───── MATERIAL SUPPLIED ─────

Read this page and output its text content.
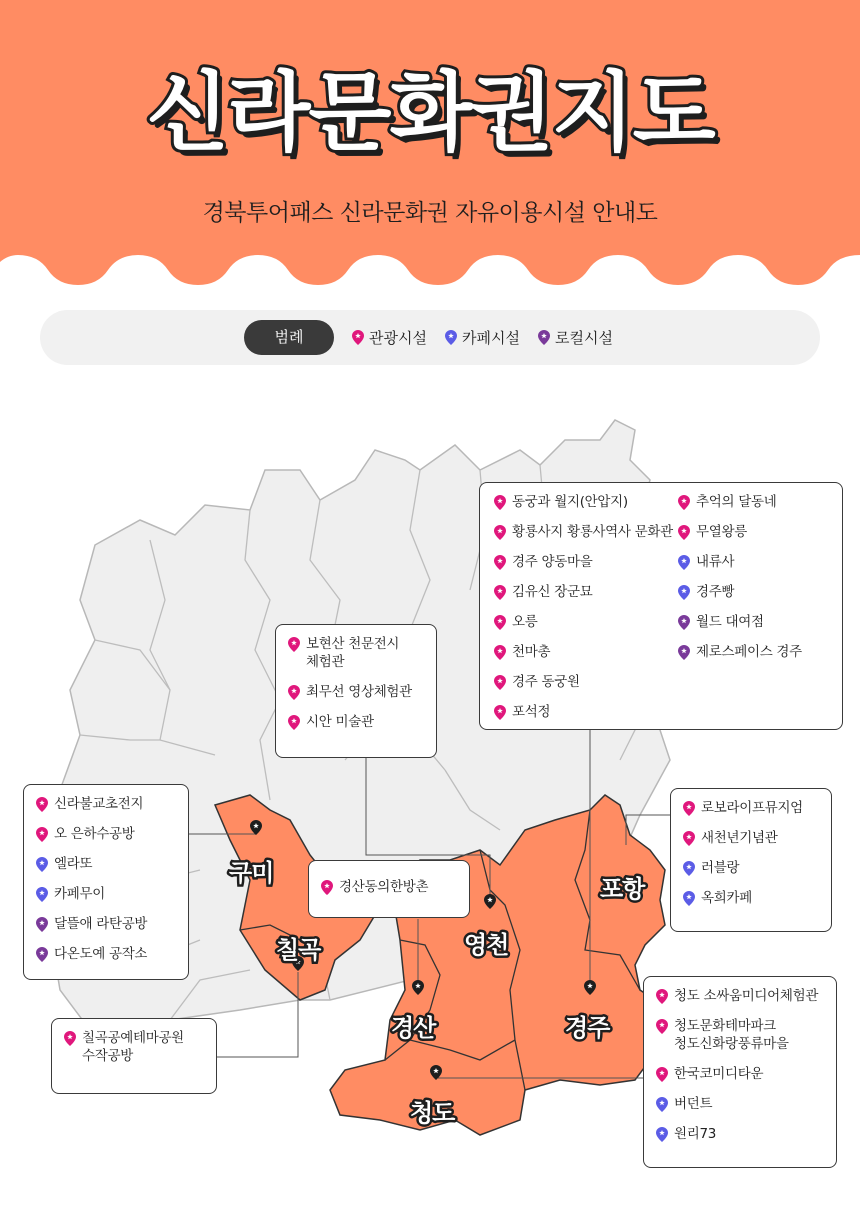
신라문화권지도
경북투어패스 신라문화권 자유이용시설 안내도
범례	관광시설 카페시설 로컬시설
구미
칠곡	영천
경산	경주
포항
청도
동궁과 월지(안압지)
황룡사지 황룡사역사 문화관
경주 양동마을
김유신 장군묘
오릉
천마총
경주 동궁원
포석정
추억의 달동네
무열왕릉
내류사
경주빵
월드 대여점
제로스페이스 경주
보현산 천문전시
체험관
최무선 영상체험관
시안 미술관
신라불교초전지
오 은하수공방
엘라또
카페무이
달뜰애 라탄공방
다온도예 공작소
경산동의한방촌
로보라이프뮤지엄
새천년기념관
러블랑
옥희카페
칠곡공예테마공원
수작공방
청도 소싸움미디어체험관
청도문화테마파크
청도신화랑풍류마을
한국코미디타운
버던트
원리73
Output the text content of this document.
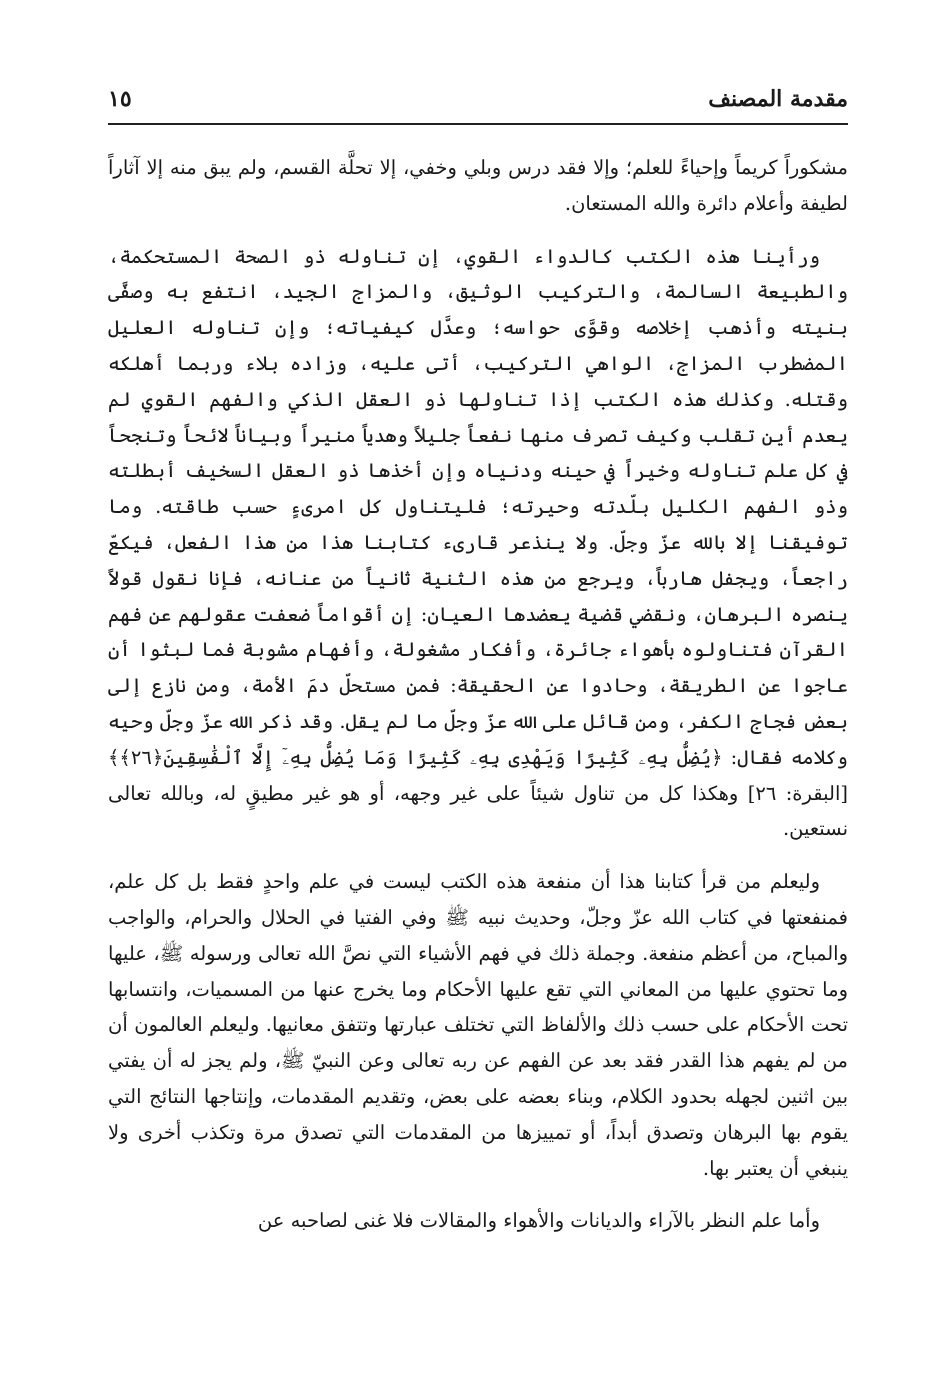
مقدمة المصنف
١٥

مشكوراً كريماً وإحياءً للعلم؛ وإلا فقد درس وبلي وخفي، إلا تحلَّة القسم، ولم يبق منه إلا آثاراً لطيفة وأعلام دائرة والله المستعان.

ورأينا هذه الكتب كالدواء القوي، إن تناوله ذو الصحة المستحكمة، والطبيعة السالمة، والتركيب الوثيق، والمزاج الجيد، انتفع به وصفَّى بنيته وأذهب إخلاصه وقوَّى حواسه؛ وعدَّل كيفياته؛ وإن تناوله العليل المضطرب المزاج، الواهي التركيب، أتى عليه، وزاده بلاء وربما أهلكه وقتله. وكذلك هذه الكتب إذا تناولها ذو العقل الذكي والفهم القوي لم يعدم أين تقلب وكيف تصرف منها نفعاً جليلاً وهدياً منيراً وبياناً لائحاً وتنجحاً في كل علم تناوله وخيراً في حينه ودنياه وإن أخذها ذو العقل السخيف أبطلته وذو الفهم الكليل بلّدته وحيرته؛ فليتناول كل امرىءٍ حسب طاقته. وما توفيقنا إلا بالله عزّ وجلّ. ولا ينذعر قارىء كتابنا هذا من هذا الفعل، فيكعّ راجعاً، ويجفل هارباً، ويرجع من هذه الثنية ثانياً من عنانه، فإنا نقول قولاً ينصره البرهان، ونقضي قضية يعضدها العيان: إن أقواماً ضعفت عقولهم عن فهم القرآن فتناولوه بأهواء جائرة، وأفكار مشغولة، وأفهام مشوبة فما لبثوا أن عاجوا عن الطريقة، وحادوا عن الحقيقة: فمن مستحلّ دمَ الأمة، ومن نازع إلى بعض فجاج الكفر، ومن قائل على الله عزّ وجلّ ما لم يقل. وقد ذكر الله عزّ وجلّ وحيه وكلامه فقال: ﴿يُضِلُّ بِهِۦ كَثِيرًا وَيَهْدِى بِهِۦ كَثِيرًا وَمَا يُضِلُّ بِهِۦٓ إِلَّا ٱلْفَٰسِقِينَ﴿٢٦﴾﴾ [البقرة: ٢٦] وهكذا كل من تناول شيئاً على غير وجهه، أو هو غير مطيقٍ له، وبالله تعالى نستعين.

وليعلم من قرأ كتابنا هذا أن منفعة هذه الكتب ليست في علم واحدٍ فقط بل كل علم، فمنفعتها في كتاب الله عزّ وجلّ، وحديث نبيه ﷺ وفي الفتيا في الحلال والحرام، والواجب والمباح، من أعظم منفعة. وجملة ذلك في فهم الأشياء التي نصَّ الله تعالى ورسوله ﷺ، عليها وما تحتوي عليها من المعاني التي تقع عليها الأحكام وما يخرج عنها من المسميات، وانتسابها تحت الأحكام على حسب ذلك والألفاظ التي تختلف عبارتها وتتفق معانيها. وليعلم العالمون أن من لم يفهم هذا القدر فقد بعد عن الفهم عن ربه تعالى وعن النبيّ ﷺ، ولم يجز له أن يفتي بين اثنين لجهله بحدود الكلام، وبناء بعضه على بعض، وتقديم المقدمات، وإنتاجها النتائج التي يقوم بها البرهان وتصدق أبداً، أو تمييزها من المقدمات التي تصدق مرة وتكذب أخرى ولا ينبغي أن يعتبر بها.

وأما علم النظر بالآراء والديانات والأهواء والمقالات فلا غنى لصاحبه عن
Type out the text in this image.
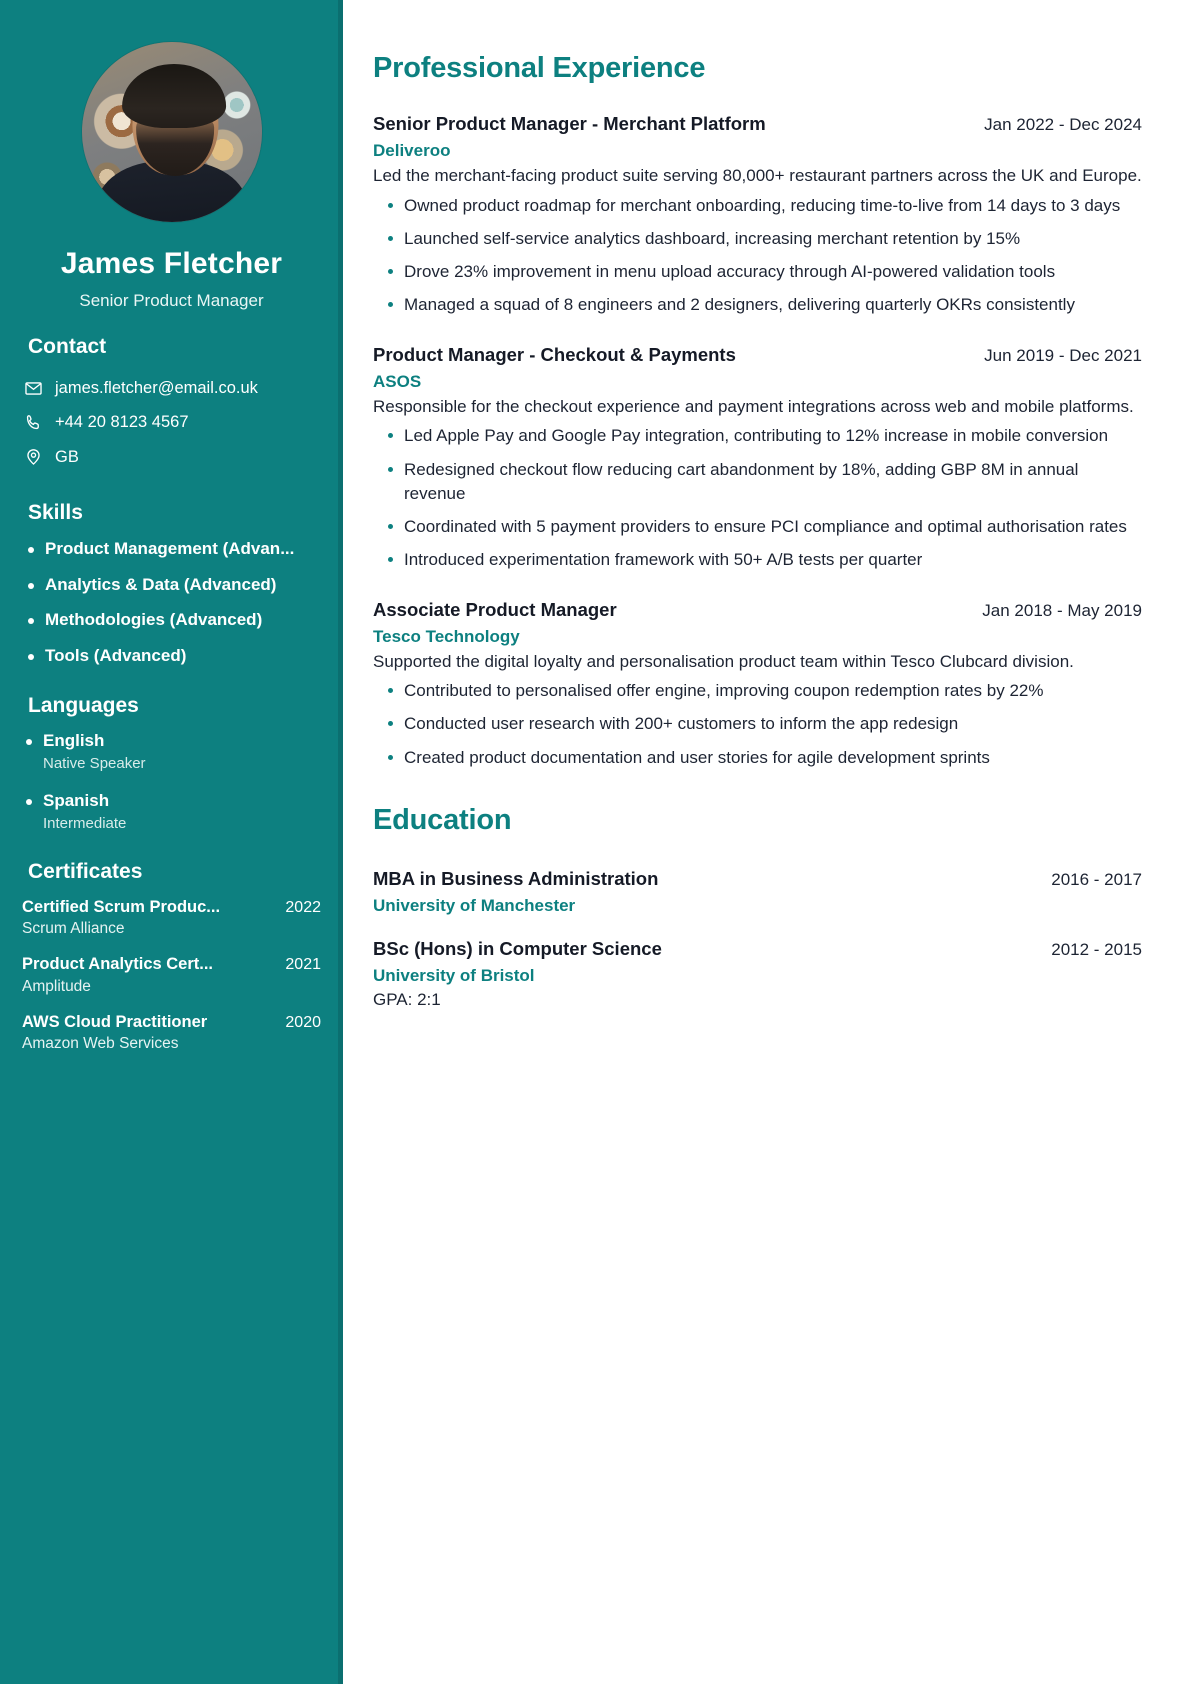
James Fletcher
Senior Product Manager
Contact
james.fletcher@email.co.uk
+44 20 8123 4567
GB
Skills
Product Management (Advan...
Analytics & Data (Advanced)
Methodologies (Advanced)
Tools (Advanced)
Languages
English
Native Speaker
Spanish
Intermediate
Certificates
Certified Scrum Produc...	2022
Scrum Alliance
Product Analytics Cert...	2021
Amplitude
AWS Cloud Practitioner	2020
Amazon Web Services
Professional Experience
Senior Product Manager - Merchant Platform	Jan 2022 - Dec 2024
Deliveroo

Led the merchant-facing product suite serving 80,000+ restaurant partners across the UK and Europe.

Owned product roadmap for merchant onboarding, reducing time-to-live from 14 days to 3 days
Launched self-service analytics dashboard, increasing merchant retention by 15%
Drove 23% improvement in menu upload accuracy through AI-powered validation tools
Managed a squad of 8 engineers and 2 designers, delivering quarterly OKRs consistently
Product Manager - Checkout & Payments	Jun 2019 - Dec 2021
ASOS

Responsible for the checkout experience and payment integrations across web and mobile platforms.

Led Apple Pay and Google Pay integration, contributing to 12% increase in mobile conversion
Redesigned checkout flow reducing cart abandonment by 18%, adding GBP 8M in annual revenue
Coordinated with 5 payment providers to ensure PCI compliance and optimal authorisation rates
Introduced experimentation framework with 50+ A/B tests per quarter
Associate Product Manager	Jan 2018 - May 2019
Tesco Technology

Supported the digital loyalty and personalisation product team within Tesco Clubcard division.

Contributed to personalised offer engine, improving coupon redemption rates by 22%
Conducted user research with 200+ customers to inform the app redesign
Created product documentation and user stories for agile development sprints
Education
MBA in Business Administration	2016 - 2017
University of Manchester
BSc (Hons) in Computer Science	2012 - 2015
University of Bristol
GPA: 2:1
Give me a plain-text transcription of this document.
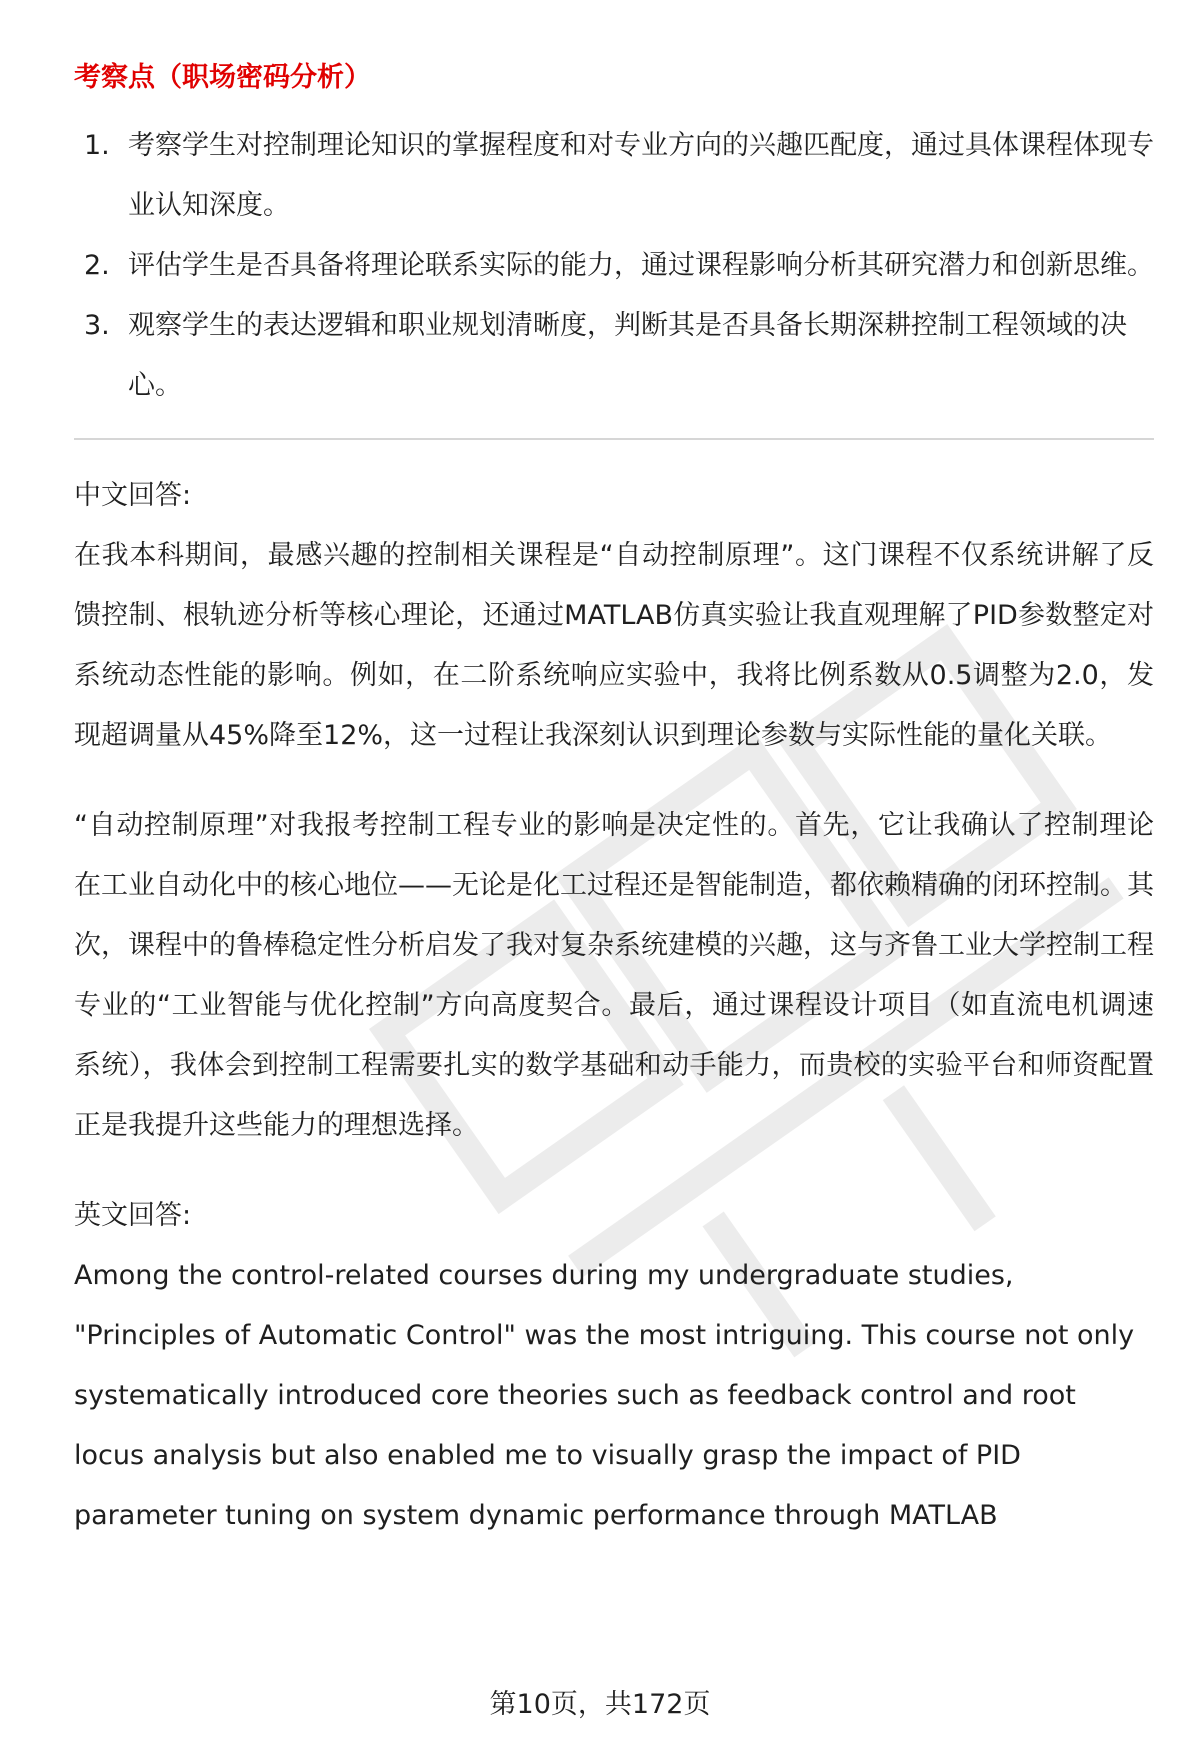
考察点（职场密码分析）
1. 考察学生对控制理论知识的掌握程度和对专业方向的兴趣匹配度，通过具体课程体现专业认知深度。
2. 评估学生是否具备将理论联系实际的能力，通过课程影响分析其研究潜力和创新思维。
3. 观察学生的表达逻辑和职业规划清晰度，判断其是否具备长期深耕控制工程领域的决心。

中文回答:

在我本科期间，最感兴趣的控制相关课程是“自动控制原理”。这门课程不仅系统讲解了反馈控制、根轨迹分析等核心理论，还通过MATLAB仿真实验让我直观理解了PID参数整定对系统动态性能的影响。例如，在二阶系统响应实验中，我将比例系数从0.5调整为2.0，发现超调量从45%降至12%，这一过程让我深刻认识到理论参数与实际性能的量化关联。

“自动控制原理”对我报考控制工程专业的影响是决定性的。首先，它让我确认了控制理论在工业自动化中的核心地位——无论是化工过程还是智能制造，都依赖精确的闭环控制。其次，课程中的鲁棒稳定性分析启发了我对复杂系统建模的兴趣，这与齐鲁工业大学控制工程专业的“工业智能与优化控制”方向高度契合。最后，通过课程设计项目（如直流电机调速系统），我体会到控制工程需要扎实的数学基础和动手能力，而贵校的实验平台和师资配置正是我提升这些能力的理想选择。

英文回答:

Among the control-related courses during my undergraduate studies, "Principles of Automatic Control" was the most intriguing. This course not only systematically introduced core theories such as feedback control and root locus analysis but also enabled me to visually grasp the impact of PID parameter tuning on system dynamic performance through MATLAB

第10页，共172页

─────

- EXERCISE GOAL: Across the records, how many lines contain "تعالى"? Only the number should be given.

- THE SOLUTION: 2